STATED EXERCISE: Read the listing below and copy out every line that holds "chèvre".

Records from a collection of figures
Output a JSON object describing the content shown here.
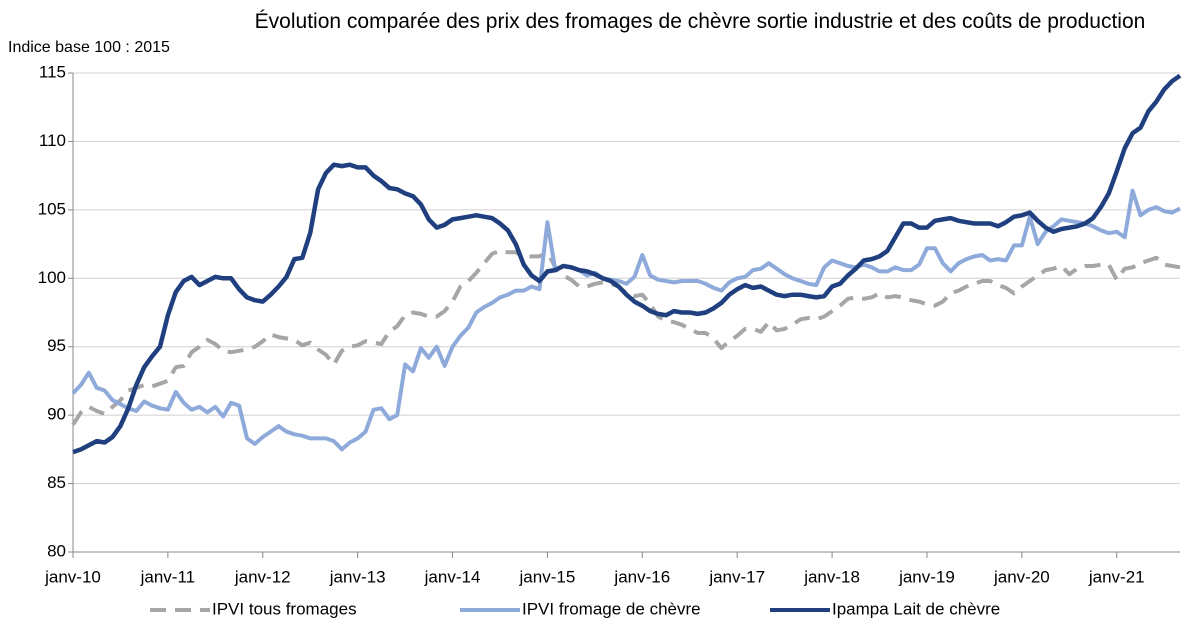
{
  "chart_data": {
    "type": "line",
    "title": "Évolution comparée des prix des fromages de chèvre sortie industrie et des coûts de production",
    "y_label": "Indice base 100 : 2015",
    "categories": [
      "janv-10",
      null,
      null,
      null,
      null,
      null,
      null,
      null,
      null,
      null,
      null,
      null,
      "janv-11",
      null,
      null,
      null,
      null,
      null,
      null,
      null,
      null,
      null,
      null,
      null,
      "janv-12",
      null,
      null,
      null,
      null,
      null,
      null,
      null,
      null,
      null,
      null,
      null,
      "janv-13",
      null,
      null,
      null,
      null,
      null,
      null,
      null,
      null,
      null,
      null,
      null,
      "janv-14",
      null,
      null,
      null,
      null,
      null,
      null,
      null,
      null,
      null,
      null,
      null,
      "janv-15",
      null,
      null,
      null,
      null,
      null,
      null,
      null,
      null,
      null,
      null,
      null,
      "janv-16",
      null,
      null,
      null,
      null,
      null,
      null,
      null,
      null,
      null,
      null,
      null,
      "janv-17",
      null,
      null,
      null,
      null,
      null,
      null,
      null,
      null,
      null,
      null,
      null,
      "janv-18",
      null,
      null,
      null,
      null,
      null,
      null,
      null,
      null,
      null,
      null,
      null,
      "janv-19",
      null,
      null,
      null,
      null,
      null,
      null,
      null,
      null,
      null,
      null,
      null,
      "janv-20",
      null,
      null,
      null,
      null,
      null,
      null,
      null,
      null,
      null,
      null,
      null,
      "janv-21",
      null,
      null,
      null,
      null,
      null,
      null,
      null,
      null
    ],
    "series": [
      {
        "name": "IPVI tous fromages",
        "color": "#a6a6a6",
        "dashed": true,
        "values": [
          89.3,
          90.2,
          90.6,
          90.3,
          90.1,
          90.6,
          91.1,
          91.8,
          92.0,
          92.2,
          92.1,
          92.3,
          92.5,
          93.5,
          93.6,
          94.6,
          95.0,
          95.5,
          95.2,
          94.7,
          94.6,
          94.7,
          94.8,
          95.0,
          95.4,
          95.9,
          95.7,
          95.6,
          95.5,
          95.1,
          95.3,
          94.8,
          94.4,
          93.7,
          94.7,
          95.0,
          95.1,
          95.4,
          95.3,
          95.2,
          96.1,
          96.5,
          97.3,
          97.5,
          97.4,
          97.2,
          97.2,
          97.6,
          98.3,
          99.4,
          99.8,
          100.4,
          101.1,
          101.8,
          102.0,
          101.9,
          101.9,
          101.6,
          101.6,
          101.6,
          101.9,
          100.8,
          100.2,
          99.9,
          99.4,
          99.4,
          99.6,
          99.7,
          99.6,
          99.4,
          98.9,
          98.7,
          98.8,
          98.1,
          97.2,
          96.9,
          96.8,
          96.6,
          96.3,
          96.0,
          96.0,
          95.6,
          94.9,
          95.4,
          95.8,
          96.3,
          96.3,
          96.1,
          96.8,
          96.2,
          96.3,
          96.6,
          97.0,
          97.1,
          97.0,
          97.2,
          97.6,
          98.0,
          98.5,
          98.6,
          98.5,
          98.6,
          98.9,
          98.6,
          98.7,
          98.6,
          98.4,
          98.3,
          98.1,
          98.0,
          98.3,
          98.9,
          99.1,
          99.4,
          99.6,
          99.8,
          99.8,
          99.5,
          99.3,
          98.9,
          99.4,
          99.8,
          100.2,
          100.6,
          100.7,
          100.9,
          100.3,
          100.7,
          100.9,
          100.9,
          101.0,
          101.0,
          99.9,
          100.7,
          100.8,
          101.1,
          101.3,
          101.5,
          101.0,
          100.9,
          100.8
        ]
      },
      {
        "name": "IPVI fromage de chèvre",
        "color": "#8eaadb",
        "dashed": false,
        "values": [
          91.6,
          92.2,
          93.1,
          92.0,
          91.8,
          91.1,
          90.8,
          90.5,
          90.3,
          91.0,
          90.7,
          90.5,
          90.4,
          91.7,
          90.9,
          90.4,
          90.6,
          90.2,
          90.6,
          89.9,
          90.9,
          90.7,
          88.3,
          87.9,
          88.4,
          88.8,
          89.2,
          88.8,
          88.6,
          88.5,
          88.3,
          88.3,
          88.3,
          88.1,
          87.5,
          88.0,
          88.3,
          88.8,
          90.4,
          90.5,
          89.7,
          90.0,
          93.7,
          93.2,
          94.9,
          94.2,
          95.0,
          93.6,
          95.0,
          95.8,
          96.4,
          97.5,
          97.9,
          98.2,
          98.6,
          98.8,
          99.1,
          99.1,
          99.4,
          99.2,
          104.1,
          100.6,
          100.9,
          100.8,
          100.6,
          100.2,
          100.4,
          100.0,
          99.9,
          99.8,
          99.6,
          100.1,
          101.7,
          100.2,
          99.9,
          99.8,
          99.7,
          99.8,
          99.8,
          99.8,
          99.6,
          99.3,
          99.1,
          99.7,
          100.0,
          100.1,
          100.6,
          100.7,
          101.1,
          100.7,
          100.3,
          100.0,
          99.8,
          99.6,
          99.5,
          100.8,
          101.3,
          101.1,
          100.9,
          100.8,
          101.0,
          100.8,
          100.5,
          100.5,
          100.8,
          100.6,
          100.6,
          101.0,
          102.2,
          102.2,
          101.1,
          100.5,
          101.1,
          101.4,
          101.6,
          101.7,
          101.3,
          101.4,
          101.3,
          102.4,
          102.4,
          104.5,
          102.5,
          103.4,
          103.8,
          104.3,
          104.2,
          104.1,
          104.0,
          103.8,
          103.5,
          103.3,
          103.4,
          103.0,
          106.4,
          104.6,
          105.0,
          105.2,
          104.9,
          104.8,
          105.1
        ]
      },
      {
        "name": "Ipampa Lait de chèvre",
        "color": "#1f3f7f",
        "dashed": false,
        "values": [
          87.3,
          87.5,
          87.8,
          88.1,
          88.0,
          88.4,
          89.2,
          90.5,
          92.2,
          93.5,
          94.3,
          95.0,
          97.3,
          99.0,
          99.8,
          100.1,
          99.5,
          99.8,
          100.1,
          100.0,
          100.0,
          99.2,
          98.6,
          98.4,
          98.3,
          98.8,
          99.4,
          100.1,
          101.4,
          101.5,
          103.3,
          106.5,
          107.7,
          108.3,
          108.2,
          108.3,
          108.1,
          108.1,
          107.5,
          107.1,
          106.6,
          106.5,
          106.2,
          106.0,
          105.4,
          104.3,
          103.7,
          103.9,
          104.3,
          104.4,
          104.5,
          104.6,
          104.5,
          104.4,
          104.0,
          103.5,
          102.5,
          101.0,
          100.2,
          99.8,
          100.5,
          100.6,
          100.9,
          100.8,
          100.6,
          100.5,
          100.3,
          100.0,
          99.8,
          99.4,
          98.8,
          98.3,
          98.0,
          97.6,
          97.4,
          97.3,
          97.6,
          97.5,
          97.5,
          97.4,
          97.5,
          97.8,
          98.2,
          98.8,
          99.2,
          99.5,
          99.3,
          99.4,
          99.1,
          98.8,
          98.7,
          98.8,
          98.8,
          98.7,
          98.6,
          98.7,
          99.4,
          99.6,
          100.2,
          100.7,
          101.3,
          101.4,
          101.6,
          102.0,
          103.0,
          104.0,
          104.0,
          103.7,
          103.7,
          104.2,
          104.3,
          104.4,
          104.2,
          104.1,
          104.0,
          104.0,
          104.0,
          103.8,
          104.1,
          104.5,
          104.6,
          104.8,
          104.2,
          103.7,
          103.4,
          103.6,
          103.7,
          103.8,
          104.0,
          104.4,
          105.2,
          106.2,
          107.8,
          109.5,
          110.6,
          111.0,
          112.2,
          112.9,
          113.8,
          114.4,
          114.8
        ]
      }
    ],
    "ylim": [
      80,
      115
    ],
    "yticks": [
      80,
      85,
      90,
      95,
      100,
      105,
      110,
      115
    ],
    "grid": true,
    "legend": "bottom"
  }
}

---

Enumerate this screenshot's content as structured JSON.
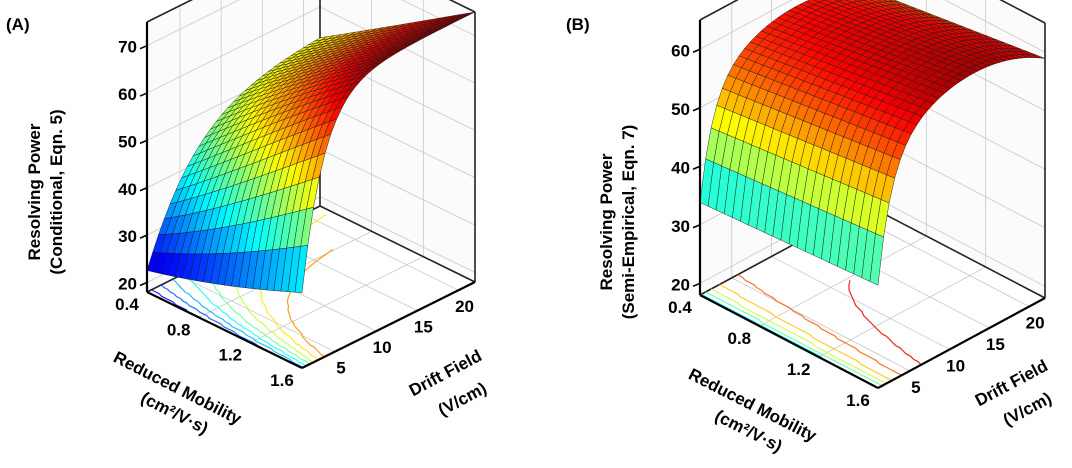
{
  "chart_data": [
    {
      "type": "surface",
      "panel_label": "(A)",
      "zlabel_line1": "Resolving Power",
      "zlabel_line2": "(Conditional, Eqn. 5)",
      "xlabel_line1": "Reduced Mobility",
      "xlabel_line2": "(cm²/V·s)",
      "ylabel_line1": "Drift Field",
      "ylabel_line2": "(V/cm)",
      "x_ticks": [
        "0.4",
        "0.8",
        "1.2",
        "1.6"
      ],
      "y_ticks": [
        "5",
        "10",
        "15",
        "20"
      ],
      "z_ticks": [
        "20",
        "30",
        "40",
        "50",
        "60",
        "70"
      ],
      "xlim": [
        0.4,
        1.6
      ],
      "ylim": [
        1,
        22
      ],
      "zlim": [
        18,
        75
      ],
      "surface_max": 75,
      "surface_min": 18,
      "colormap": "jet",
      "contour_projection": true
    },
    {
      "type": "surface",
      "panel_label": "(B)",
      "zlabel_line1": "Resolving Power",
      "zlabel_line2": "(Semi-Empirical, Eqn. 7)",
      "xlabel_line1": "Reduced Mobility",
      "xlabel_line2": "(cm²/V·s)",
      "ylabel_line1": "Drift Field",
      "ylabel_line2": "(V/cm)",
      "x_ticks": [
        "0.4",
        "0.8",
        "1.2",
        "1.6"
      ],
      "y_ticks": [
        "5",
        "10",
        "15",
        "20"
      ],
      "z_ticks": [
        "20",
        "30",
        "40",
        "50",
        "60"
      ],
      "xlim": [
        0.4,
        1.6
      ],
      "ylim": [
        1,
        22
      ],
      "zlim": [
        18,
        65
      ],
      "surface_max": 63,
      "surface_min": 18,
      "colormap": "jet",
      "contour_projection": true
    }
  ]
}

RESULT:
    "title": "Évolution comparée des prix des fromages de chèvre sortie industrie et des coûts de production",
        "name": "IPVI fromage de chèvre",
        "name": "Ipampa Lait de chèvre",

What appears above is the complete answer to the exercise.